» **What is required**:
Copy the listing verbatim, excluding any images found in it.

Dataset items

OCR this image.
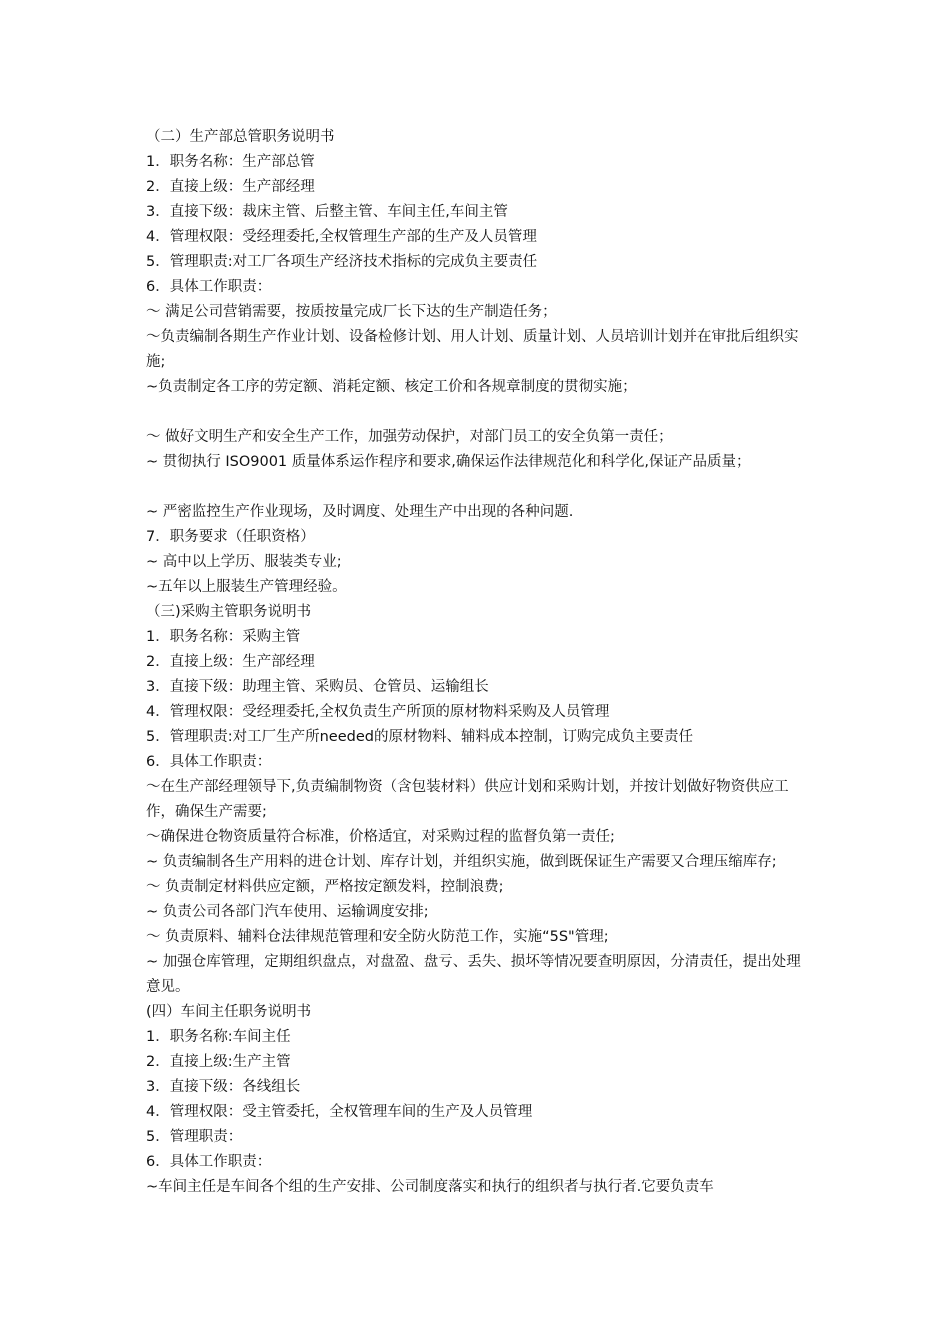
（二）生产部总管职务说明书
1．职务名称：生产部总管
2．直接上级：生产部经理
3．直接下级：裁床主管、后整主管、车间主任,车间主管
4．管理权限：受经理委托,全权管理生产部的生产及人员管理
5．管理职责:对工厂各项生产经济技术指标的完成负主要责任
6．具体工作职责：
～ 满足公司营销需要，按质按量完成厂长下达的生产制造任务；
～负责编制各期生产作业计划、设备检修计划、用人计划、质量计划、人员培训计划并在审批后组织实施;
~负责制定各工序的劳定额、消耗定额、核定工价和各规章制度的贯彻实施；
～ 做好文明生产和安全生产工作，加强劳动保护，对部门员工的安全负第一责任；
~ 贯彻执行 ISO9001 质量体系运作程序和要求,确保运作法律规范化和科学化,保证产品质量；
~ 严密监控生产作业现场，及时调度、处理生产中出现的各种问题.
7．职务要求（任职资格）
~ 高中以上学历、服装类专业;
~五年以上服装生产管理经验。
（三)采购主管职务说明书
1．职务名称：采购主管
2．直接上级：生产部经理
3．直接下级：助理主管、采购员、仓管员、运输组长
4．管理权限：受经理委托,全权负责生产所顶的原材物料采购及人员管理
5．管理职责:对工厂生产所needed的原材物料、辅料成本控制，订购完成负主要责任
6．具体工作职责：
～在生产部经理领导下,负责编制物资（含包装材料）供应计划和采购计划，并按计划做好物资供应工作，确保生产需要;
～确保进仓物资质量符合标准，价格适宜，对采购过程的监督负第一责任;
~ 负责编制各生产用料的进仓计划、库存计划，并组织实施，做到既保证生产需要又合理压缩库存;
～ 负责制定材料供应定额，严格按定额发料，控制浪费;
~ 负责公司各部门汽车使用、运输调度安排;
～ 负责原料、辅料仓法律规范管理和安全防火防范工作，实施“5S"管理;
~ 加强仓库管理，定期组织盘点，对盘盈、盘亏、丢失、损坏等情况要查明原因，分清责任，提出处理意见。
(四）车间主任职务说明书
1．职务名称:车间主任
2．直接上级:生产主管
3．直接下级：各线组长
4．管理权限：受主管委托，全权管理车间的生产及人员管理
5．管理职责：
6．具体工作职责：
~车间主任是车间各个组的生产安排、公司制度落实和执行的组织者与执行者.它要负责车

» **The response**:
OCR this image.
（二）生产部总管职务说明书
1．职务名称：生产部总管
2．直接上级：生产部经理
3．直接下级：裁床主管、后整主管、车间主任,车间主管
4．管理权限：受经理委托,全权管理生产部的生产及人员管理
5．管理职责:对工厂各项生产经济技术指标的完成负主要责任
6．具体工作职责：
～ 满足公司营销需要，按质按量完成厂长下达的生产制造任务；
～负责编制各期生产作业计划、设备检修计划、用人计划、质量计划、人员培训计划并在审批后组织实施;
~负责制定各工序的劳定额、消耗定额、核定工价和各规章制度的贯彻实施；
～ 做好文明生产和安全生产工作，加强劳动保护，对部门员工的安全负第一责任；
~ 贯彻执行 ISO9001 质量体系运作程序和要求,确保运作法律规范化和科学化,保证产品质量；
~ 严密监控生产作业现场，及时调度、处理生产中出现的各种问题.
7．职务要求（任职资格）
~ 高中以上学历、服装类专业;
~五年以上服装生产管理经验。
（三)采购主管职务说明书
1．职务名称：采购主管
2．直接上级：生产部经理
3．直接下级：助理主管、采购员、仓管员、运输组长
4．管理权限：受经理委托,全权负责生产所顶的原材物料采购及人员管理
5．管理职责:对工厂生产所needed的原材物料、辅料成本控制，订购完成负主要责任
6．具体工作职责：
～在生产部经理领导下,负责编制物资（含包装材料）供应计划和采购计划，并按计划做好物资供应工作，确保生产需要;
～确保进仓物资质量符合标准，价格适宜，对采购过程的监督负第一责任;
~ 负责编制各生产用料的进仓计划、库存计划，并组织实施，做到既保证生产需要又合理压缩库存;
～ 负责制定材料供应定额，严格按定额发料，控制浪费;
~ 负责公司各部门汽车使用、运输调度安排;
～ 负责原料、辅料仓法律规范管理和安全防火防范工作，实施“5S"管理;
~ 加强仓库管理，定期组织盘点，对盘盈、盘亏、丢失、损坏等情况要查明原因，分清责任，提出处理意见。
(四）车间主任职务说明书
1．职务名称:车间主任
2．直接上级:生产主管
3．直接下级：各线组长
4．管理权限：受主管委托，全权管理车间的生产及人员管理
5．管理职责：
6．具体工作职责：
~车间主任是车间各个组的生产安排、公司制度落实和执行的组织者与执行者.它要负责车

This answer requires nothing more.